**Written exercise:** Copy out every line in the entries below that includes "JSON".

**Exercise material:**
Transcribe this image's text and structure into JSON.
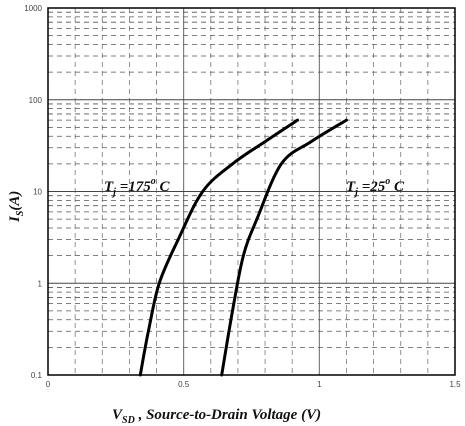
{
  "chart_data": {
    "type": "line",
    "title": "",
    "xlabel": {
      "main": "V",
      "sub": "SD",
      "rest": " , Source-to-Drain Voltage (V)"
    },
    "ylabel": {
      "main": "I",
      "sub": "S",
      "rest": "(A)"
    },
    "x_axis": {
      "scale": "linear",
      "range": [
        0,
        1.5
      ],
      "ticks": [
        0,
        0.5,
        1,
        1.5
      ],
      "tick_labels": [
        "0",
        "0.5",
        "1",
        "1.5"
      ],
      "minor_step": 0.1
    },
    "y_axis": {
      "scale": "log",
      "range": [
        0.1,
        1000
      ],
      "ticks": [
        0.1,
        1,
        10,
        100,
        1000
      ],
      "tick_labels": [
        "0.1",
        "1",
        "10",
        "100",
        "1000"
      ]
    },
    "grid": true,
    "series": [
      {
        "name": "Tj=175°C",
        "x": [
          0.34,
          0.37,
          0.41,
          0.48,
          0.57,
          0.68,
          0.8,
          0.92
        ],
        "y": [
          0.1,
          0.3,
          1,
          3,
          10,
          20,
          35,
          60
        ]
      },
      {
        "name": "Tj=25°C",
        "x": [
          0.64,
          0.68,
          0.72,
          0.77,
          0.86,
          0.97,
          1.1
        ],
        "y": [
          0.1,
          0.5,
          2,
          5,
          20,
          35,
          60
        ]
      }
    ],
    "annotations": [
      {
        "main": "T",
        "sub": "j",
        "rest": " =175",
        "sup": "o",
        "tail": " C"
      },
      {
        "main": "T",
        "sub": "j",
        "rest": " =25",
        "sup": "o",
        "tail": " C"
      }
    ]
  }
}
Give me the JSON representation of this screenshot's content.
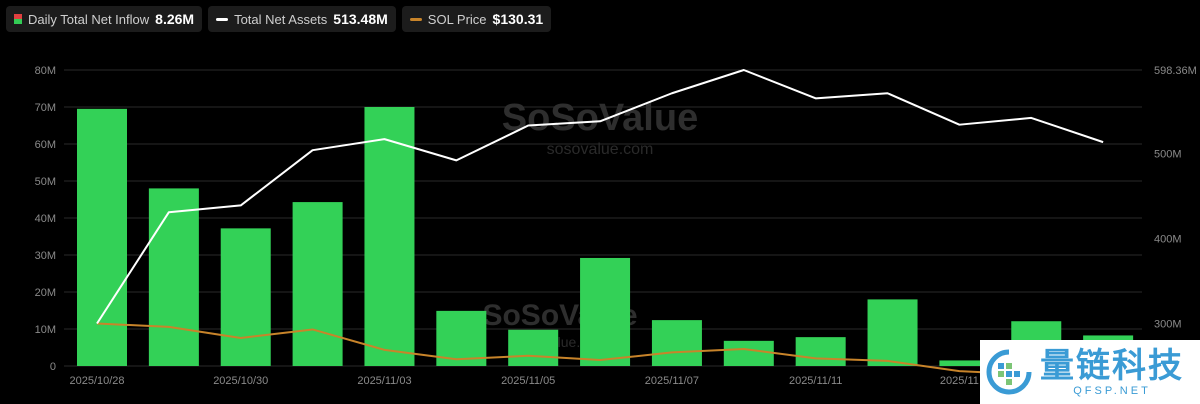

**Written solution:**
Transcribe this image's text and structure into JSON.
Give me the JSON representation of this screenshot's content.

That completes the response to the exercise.